● Dataset records

====

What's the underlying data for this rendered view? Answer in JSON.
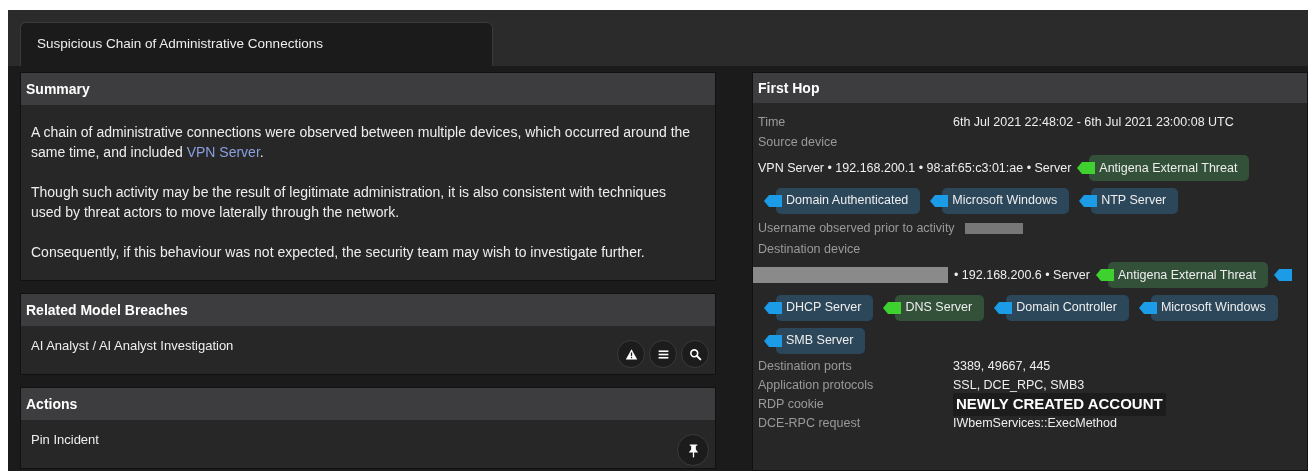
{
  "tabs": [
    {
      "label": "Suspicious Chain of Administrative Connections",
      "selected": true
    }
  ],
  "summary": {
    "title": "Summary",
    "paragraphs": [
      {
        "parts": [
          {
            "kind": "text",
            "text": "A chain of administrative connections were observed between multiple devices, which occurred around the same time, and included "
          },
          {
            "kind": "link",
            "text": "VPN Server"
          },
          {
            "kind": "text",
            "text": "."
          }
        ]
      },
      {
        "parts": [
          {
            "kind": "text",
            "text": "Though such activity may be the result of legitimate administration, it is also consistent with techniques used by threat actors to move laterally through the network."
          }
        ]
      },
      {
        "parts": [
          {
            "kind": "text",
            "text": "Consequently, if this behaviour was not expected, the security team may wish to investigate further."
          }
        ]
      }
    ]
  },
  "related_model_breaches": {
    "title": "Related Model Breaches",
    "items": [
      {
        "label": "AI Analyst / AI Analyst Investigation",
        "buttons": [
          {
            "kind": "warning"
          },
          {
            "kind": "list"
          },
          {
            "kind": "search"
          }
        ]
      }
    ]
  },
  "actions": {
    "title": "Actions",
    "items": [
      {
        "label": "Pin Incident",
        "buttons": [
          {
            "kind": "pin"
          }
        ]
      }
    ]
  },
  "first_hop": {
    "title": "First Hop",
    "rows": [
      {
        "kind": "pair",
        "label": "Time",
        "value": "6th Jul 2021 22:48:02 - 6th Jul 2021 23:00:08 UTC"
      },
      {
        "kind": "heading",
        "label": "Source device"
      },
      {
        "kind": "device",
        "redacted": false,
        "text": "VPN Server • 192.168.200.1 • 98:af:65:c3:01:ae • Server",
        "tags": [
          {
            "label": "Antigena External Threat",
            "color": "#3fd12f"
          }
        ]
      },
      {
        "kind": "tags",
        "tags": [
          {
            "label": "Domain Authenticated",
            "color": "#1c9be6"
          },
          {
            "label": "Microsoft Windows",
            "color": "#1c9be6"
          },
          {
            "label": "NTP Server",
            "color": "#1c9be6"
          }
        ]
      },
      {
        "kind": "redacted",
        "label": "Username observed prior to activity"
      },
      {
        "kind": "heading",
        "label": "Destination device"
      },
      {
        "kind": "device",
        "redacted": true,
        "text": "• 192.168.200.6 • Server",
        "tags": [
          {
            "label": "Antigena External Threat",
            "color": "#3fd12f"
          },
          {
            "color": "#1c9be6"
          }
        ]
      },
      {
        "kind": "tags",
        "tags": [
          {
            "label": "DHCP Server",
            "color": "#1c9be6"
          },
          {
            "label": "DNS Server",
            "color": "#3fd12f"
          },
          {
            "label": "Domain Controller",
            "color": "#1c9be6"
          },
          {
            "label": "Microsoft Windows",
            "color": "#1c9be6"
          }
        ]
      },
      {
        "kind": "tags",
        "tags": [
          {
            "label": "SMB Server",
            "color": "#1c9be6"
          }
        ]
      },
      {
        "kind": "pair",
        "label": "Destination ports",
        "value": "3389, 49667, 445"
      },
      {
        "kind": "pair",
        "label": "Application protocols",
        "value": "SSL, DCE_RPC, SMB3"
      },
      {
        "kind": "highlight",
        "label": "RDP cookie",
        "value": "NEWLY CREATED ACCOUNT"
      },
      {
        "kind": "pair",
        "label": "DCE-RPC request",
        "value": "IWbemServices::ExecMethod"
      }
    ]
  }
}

====

● Task directions
Count the lines above that contain the word "title". Give only the number.

● Reply to the exercise
4